Data excerpts:
>>>>

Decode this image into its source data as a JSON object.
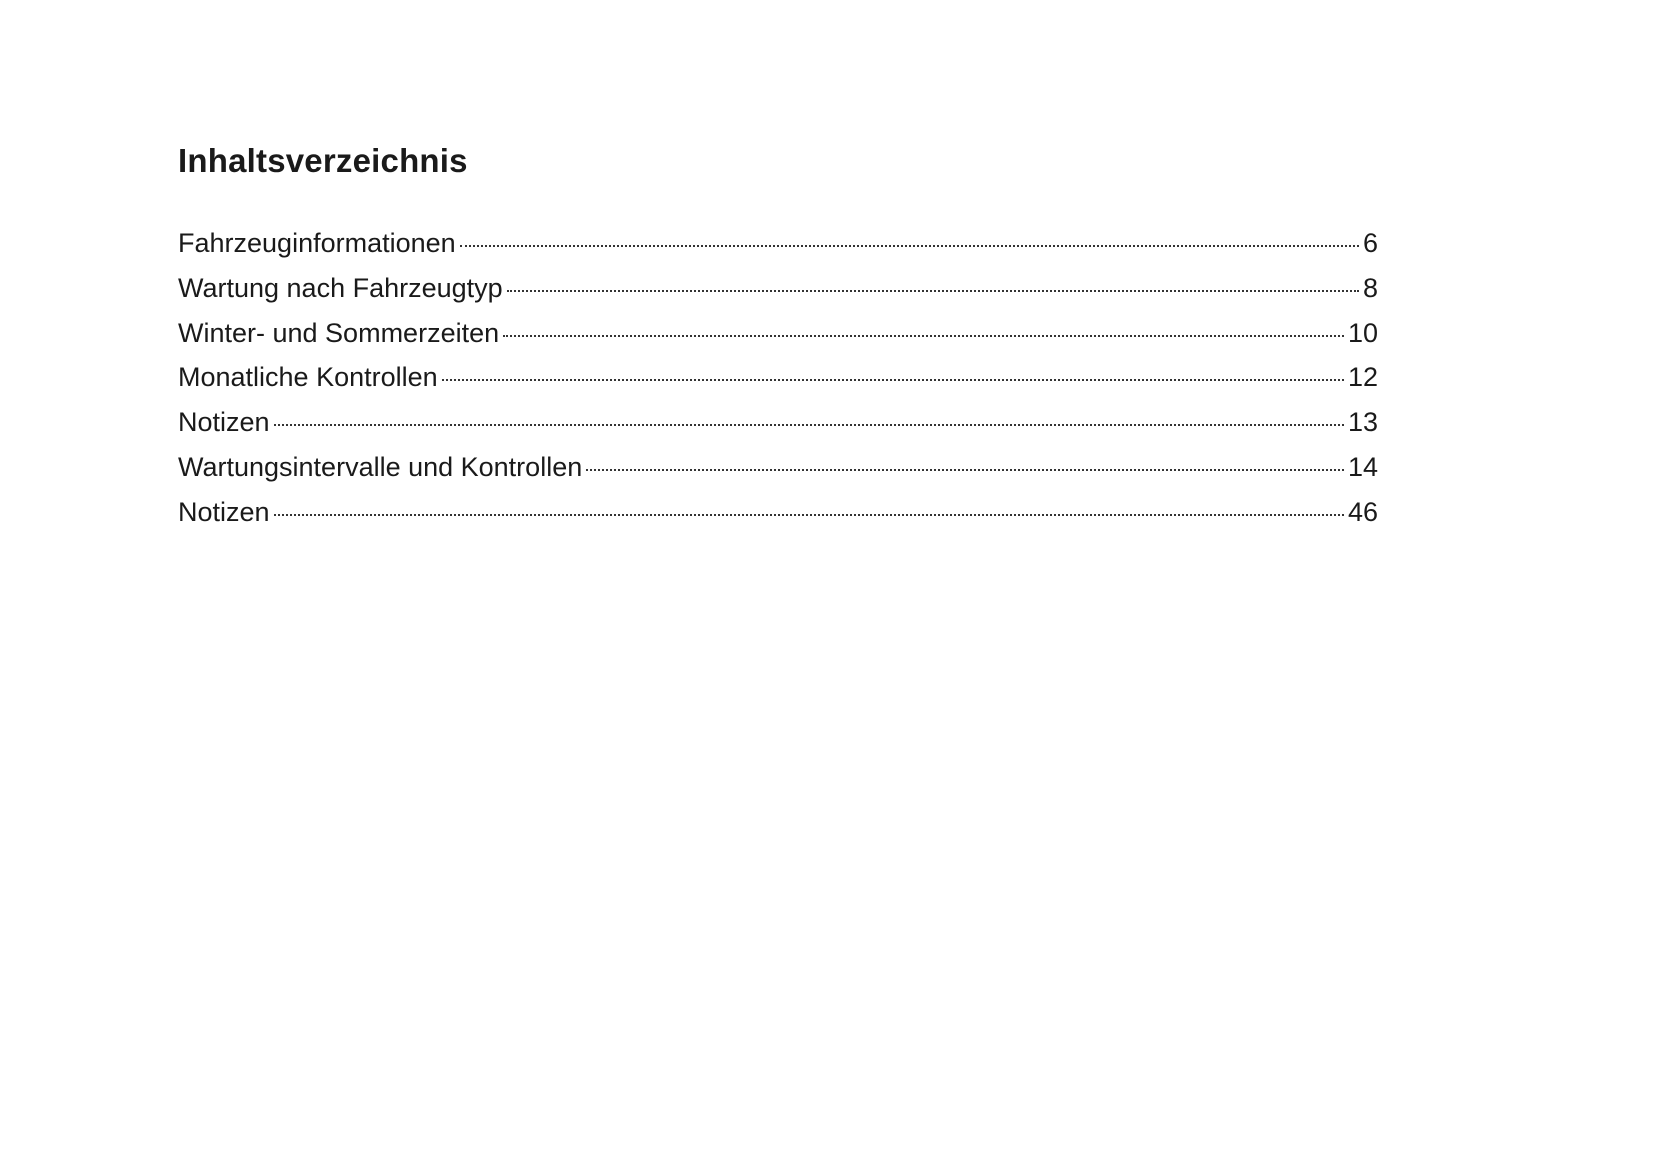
{
  "title": "Inhaltsverzeichnis",
  "entries": [
    {
      "label": "Fahrzeuginformationen",
      "page": "6"
    },
    {
      "label": "Wartung nach Fahrzeugtyp",
      "page": "8"
    },
    {
      "label": "Winter- und Sommerzeiten",
      "page": "10"
    },
    {
      "label": "Monatliche Kontrollen",
      "page": "12"
    },
    {
      "label": "Notizen",
      "page": "13"
    },
    {
      "label": "Wartungsintervalle und Kontrollen",
      "page": "14"
    },
    {
      "label": "Notizen",
      "page": "46"
    }
  ]
}
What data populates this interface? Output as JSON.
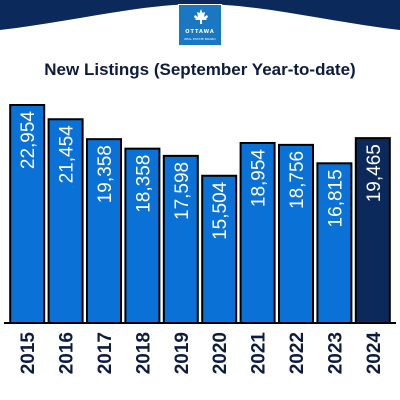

<<<<

Aim of the task: Repeat all of the data above word for word, minus the pictures.

Output of the task:
Decode this image into its source data as a JSON object.
{
  "title": "Inhaltsverzeichnis",
  "entries": [
    {
      "label": "Fahrzeuginformationen",
      "page": "6"
    },
    {
      "label": "Wartung nach Fahrzeugtyp",
      "page": "8"
    },
    {
      "label": "Winter- und Sommerzeiten",
      "page": "10"
    },
    {
      "label": "Monatliche Kontrollen",
      "page": "12"
    },
    {
      "label": "Notizen",
      "page": "13"
    },
    {
      "label": "Wartungsintervalle und Kontrollen",
      "page": "14"
    },
    {
      "label": "Notizen",
      "page": "46"
    }
  ]
}
What data populates this interface? Output as JSON.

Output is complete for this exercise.